● **REQUIREMENTS**: Go through the material below and count the lines with the string "name"; the number is the whole answer.

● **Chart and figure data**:
══════════════════════════════

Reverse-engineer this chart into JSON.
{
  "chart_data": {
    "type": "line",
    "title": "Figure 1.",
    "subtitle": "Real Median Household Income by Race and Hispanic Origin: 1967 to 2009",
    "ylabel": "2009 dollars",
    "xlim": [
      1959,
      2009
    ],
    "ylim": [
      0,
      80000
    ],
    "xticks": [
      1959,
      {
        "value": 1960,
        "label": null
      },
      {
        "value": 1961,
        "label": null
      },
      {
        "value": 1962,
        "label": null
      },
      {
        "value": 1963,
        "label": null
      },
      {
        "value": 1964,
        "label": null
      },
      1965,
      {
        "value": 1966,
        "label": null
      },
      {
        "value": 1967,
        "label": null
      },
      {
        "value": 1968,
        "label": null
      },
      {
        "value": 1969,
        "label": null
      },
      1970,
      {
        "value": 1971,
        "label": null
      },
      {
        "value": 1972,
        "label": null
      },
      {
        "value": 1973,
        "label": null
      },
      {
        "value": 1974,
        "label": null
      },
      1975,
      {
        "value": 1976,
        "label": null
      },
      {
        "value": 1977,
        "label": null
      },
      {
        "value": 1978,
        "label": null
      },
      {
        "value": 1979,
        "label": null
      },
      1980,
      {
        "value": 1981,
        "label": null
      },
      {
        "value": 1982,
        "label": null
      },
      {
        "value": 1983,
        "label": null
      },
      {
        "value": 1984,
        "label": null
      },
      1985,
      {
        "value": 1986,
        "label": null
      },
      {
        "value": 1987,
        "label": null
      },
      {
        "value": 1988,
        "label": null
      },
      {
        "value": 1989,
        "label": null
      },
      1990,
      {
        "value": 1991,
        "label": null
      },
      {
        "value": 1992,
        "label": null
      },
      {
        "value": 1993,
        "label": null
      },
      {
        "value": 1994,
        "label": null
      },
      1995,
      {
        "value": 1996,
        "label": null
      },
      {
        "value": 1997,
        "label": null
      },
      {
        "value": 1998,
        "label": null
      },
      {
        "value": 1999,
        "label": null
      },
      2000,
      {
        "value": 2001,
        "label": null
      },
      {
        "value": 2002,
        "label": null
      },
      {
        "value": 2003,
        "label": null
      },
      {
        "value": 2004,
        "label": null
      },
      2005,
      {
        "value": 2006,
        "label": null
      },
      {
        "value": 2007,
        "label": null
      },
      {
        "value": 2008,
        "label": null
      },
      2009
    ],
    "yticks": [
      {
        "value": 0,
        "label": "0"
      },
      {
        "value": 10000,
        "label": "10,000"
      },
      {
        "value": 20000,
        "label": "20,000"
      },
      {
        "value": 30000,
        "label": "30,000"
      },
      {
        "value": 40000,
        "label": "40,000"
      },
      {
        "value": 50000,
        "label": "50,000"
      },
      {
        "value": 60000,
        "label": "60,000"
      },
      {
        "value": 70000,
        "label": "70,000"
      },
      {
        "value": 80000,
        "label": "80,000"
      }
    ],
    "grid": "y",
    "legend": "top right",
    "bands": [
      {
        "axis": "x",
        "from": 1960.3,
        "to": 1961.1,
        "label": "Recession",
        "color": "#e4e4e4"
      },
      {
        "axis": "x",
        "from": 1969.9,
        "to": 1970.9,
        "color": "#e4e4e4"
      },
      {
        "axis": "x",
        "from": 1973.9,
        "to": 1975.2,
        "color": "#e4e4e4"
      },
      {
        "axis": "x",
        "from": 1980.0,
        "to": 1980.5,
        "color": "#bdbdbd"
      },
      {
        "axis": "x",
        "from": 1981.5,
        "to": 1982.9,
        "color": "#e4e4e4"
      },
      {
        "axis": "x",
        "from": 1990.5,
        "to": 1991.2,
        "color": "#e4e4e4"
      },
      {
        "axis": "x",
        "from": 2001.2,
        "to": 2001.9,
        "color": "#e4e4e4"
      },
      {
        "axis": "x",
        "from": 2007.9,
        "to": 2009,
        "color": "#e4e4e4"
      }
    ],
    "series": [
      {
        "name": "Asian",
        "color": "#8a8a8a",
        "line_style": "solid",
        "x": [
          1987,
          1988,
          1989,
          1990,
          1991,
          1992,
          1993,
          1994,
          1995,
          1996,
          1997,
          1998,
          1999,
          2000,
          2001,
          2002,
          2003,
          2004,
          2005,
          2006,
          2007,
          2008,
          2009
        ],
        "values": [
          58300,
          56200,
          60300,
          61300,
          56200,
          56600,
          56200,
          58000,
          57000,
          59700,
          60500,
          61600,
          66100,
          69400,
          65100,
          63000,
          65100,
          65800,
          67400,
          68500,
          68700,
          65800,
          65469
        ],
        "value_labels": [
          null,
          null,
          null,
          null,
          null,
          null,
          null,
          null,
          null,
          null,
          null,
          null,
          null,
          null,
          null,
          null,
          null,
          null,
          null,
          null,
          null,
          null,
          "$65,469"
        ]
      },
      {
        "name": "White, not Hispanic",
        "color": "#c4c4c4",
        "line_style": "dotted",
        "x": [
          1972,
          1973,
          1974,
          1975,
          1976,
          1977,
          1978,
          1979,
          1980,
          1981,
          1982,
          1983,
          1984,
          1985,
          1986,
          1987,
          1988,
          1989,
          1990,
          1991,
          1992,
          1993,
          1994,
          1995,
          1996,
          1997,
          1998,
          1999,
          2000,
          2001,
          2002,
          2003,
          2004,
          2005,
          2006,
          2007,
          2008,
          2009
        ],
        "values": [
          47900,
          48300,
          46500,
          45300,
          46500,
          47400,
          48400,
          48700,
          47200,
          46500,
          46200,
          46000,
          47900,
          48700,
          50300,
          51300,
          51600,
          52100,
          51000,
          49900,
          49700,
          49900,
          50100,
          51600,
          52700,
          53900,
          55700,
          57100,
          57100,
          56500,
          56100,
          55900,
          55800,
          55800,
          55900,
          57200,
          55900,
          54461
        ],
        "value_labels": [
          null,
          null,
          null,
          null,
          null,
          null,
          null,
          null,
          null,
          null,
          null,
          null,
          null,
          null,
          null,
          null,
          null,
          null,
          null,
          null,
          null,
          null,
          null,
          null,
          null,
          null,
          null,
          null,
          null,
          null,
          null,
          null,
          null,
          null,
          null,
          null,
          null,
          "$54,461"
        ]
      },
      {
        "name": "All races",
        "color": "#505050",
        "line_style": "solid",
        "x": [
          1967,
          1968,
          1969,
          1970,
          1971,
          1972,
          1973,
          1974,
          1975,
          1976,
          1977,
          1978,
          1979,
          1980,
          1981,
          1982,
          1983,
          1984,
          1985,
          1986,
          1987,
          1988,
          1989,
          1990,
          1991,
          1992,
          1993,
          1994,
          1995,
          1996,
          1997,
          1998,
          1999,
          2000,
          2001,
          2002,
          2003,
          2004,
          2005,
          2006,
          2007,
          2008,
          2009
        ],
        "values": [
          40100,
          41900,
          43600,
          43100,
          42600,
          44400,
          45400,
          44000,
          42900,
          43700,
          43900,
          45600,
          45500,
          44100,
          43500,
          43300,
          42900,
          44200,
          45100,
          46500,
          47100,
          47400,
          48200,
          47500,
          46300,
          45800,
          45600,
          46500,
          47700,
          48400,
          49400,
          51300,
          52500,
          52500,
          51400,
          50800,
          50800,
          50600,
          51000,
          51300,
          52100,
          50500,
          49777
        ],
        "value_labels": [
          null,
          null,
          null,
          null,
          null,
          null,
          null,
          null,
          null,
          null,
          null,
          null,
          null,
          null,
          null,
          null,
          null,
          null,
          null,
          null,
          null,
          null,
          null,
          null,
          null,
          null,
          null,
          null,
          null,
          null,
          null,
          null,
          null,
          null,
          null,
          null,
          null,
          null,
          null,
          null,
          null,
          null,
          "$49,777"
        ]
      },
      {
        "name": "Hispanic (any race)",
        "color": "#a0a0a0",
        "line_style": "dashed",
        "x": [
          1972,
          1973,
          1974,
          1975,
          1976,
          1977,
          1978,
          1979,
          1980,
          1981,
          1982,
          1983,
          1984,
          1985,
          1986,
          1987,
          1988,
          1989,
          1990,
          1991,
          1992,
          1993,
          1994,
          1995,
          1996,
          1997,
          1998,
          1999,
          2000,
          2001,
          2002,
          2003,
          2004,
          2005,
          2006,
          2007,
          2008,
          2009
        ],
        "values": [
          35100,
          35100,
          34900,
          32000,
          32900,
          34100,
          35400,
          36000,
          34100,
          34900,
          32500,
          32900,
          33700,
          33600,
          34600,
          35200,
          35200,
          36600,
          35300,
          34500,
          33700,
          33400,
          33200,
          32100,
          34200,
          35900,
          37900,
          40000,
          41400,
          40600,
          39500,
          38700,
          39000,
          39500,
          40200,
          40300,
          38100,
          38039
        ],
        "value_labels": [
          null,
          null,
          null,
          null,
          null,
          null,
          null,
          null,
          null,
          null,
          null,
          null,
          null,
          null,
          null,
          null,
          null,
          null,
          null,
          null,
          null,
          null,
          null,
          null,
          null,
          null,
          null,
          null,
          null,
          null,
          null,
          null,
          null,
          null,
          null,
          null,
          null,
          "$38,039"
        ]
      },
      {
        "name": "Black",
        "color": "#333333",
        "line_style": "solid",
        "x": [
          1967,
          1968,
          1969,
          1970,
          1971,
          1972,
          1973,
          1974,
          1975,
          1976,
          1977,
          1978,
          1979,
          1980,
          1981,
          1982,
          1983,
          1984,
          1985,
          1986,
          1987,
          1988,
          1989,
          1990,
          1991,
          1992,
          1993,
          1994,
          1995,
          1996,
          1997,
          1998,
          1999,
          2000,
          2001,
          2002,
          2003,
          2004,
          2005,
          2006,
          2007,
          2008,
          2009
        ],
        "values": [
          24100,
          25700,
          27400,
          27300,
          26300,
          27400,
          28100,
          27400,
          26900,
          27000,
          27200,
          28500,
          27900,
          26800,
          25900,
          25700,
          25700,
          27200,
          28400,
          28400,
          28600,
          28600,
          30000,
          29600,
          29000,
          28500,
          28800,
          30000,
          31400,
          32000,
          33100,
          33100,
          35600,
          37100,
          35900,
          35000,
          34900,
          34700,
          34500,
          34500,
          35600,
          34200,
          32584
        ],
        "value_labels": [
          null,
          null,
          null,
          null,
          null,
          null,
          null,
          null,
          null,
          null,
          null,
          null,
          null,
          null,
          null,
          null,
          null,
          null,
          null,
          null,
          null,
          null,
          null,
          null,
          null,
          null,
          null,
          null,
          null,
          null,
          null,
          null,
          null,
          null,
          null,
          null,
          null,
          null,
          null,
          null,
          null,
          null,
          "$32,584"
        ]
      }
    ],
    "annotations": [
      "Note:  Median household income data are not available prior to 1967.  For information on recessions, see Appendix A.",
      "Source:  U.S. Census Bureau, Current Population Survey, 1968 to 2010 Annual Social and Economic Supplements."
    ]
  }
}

══════════════════════════════

● **EXPECTED ANSWER**: 5